** start SOURCE MATERIAL **
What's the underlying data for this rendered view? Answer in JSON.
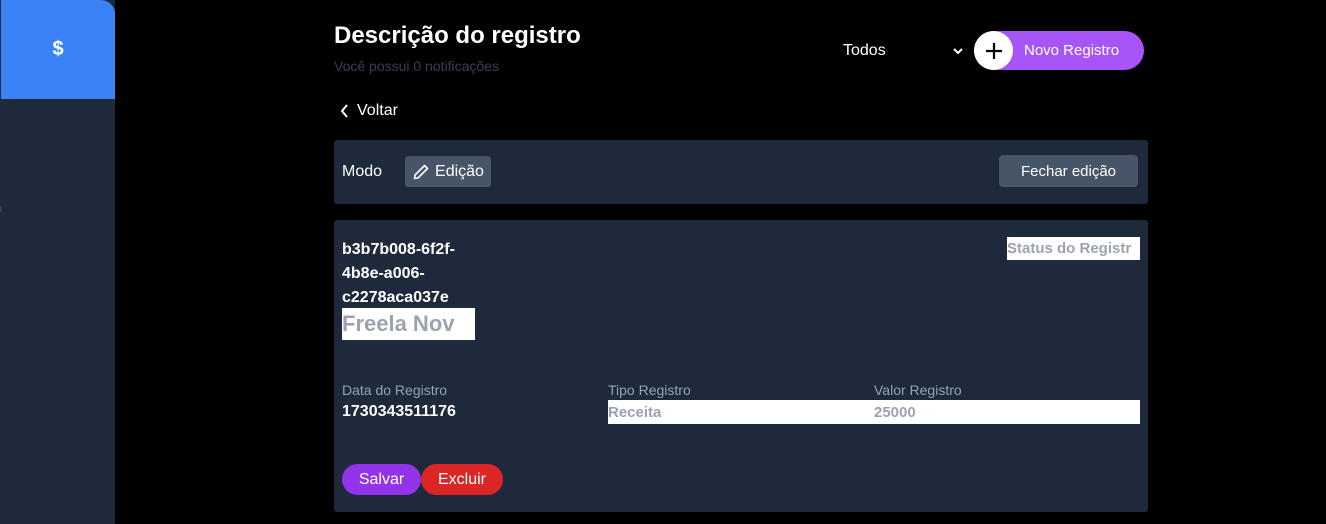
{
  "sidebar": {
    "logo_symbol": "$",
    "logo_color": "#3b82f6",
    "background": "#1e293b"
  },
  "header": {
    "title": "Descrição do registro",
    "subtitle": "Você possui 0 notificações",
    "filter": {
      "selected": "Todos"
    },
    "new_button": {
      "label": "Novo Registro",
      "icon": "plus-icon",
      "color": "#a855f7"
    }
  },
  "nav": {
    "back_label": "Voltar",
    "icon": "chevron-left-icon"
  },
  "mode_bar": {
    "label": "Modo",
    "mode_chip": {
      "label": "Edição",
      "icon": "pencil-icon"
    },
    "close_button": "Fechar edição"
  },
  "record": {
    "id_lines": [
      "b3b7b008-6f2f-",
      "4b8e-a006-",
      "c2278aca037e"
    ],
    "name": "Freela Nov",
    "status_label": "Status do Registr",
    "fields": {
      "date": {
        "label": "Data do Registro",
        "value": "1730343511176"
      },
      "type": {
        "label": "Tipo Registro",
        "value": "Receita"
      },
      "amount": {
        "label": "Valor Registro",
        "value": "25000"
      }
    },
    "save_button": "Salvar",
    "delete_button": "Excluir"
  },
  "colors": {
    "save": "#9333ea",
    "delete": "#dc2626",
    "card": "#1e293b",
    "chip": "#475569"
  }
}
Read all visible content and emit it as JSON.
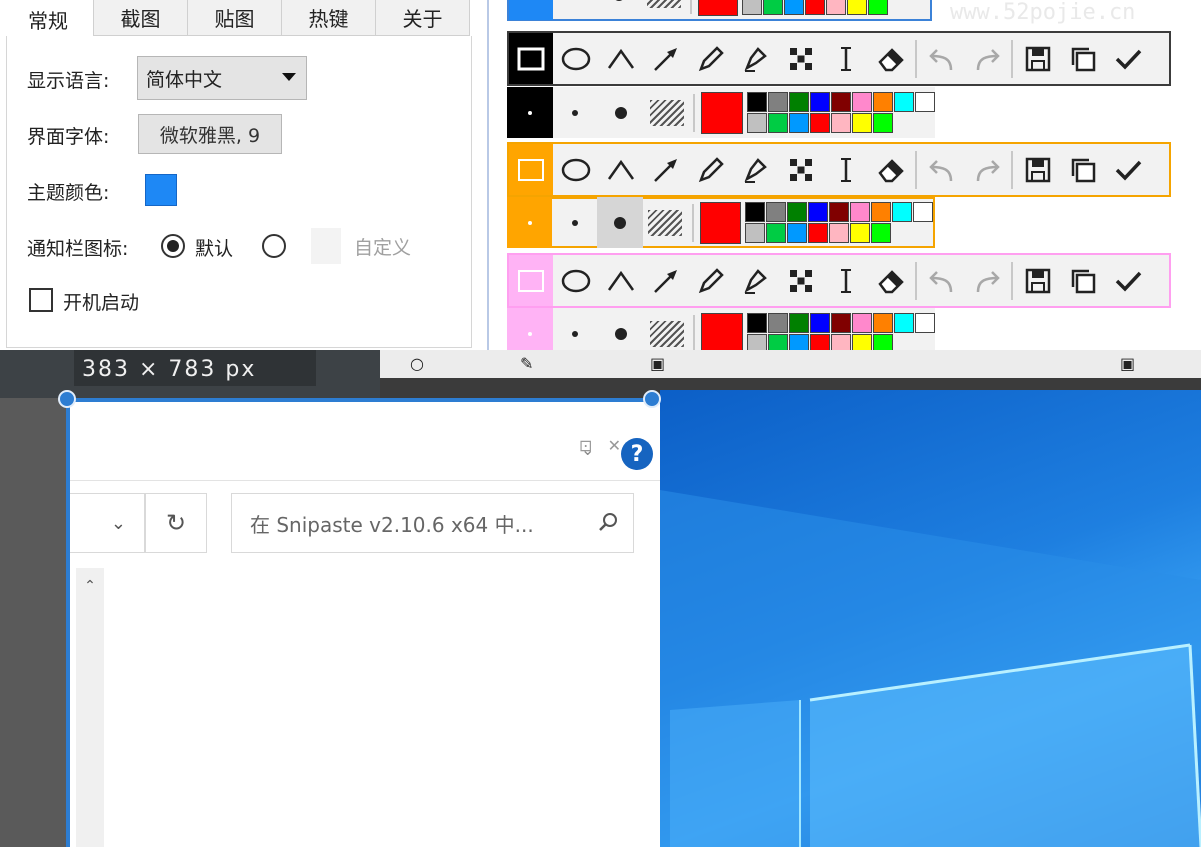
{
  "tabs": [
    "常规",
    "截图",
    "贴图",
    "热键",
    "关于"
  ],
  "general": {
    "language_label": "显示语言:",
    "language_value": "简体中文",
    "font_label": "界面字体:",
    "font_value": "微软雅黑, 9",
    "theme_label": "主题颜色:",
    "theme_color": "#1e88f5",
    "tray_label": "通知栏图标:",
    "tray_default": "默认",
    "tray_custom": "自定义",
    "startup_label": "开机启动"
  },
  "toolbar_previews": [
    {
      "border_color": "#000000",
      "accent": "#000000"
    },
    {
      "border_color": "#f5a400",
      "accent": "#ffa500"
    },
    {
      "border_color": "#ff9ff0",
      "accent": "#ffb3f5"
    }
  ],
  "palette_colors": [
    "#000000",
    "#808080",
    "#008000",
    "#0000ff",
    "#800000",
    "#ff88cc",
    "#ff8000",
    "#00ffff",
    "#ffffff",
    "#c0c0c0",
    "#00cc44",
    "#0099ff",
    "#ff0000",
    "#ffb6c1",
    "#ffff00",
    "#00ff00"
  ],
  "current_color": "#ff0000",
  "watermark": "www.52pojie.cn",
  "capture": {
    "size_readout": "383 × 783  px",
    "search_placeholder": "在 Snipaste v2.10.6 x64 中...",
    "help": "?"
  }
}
** end SOURCE MATERIAL **
** start SOURCE MATERIAL **
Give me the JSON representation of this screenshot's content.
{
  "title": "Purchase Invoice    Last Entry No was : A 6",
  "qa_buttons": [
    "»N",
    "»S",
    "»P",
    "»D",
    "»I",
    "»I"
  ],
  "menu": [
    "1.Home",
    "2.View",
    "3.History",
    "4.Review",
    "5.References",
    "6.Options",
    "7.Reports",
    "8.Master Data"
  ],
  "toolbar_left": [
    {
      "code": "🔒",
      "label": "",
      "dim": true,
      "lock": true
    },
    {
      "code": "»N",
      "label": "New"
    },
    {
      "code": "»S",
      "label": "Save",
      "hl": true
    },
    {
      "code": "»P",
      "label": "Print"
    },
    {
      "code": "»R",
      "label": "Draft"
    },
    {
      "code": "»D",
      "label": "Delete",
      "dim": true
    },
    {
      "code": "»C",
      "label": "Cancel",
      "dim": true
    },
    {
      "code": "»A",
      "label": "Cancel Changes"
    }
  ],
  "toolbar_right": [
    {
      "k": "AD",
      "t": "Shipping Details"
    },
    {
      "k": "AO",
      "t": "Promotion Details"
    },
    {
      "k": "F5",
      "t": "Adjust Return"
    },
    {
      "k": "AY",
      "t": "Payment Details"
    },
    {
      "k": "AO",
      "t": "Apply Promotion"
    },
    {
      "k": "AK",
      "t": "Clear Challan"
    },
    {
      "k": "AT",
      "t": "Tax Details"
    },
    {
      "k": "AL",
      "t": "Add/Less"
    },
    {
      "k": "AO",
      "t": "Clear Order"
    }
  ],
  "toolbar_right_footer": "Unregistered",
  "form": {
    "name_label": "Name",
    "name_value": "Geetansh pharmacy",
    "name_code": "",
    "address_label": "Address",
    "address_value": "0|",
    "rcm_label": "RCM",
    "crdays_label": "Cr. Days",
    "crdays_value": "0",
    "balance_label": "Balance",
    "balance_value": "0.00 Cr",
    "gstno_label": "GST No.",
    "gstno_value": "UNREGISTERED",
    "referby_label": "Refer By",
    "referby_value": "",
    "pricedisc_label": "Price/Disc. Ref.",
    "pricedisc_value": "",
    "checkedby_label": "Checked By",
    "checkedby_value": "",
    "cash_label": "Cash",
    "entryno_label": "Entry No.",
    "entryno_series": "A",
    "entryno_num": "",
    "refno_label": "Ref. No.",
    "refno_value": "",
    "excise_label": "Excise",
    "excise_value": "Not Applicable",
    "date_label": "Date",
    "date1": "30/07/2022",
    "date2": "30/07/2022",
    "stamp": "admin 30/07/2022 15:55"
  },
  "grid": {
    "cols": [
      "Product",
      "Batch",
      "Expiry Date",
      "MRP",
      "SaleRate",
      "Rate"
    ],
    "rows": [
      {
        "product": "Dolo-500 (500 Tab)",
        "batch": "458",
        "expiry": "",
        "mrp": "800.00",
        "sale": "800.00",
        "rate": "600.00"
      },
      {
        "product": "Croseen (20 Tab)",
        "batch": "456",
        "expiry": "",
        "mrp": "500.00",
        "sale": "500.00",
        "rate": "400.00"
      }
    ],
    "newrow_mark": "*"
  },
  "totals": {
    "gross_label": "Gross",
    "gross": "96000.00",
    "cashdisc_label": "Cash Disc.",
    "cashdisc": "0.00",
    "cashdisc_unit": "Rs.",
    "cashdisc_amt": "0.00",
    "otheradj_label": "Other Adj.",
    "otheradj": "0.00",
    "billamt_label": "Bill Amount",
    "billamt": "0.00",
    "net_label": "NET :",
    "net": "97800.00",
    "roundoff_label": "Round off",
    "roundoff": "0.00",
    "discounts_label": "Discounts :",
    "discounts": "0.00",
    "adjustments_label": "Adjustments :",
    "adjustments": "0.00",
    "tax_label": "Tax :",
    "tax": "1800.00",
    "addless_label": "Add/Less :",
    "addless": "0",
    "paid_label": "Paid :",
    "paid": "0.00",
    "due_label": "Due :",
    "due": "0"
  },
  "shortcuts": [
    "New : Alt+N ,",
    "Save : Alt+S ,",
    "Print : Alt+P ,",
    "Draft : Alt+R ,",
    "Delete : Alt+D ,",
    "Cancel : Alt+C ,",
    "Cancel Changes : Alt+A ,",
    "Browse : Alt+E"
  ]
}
** end SOURCE MATERIAL **
** start SOURCE MATERIAL **
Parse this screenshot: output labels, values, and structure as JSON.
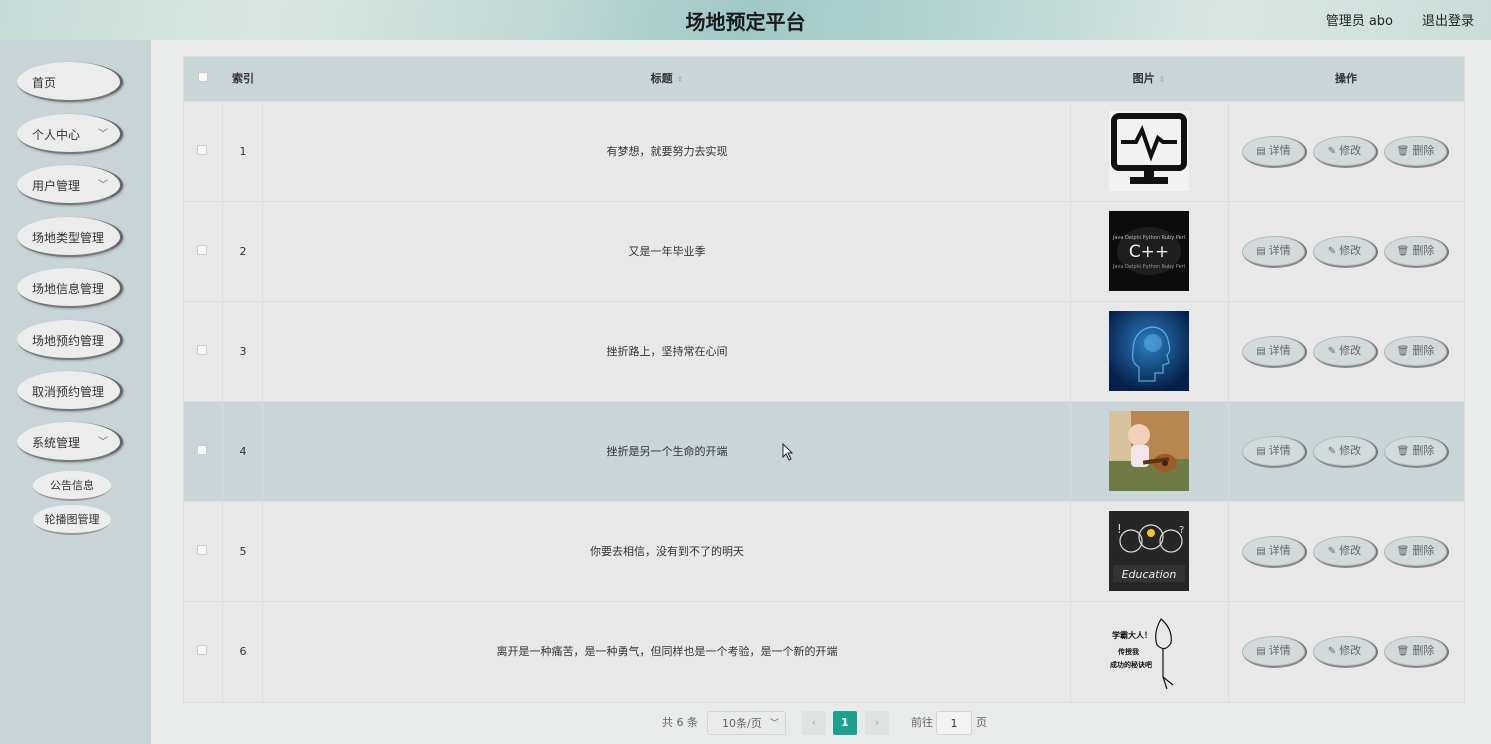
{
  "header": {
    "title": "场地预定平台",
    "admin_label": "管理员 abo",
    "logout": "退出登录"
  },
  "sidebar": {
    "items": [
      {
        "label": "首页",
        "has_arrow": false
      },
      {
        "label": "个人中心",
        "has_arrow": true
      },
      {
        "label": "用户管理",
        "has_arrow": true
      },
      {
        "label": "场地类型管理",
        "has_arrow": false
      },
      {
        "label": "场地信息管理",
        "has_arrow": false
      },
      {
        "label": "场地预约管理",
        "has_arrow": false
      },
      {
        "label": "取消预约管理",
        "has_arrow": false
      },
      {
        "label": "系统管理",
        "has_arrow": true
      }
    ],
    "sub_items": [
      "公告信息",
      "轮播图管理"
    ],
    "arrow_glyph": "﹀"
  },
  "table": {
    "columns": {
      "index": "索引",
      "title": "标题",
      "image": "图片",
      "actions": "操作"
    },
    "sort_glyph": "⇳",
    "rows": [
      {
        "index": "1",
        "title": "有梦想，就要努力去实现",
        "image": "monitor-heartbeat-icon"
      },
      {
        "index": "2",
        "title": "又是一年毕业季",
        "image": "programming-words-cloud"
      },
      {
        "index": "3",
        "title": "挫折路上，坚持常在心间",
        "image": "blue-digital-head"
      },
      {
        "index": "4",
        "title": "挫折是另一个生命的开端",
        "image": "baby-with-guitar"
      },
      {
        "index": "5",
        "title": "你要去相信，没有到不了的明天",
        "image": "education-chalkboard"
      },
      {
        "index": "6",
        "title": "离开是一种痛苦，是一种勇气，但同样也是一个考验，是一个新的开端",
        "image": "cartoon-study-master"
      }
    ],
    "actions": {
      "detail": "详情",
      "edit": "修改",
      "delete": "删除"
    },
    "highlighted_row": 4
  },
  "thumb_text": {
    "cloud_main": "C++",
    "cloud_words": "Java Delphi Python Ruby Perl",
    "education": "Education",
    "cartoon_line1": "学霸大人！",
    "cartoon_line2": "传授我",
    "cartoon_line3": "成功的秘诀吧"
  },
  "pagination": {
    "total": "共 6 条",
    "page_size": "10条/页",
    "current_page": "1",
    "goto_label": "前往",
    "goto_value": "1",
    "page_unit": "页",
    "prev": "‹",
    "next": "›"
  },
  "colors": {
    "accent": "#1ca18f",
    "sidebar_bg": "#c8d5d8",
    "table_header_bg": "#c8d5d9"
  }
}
** end SOURCE MATERIAL **
Gather all lines from the records above in which "Cancel" appears.

▸ **THE OUTPUT**:
      "label": "Cancel",
      "label": "Cancel Changes"
    "Cancel : Alt+C ,",
    "Cancel Changes : Alt+A ,",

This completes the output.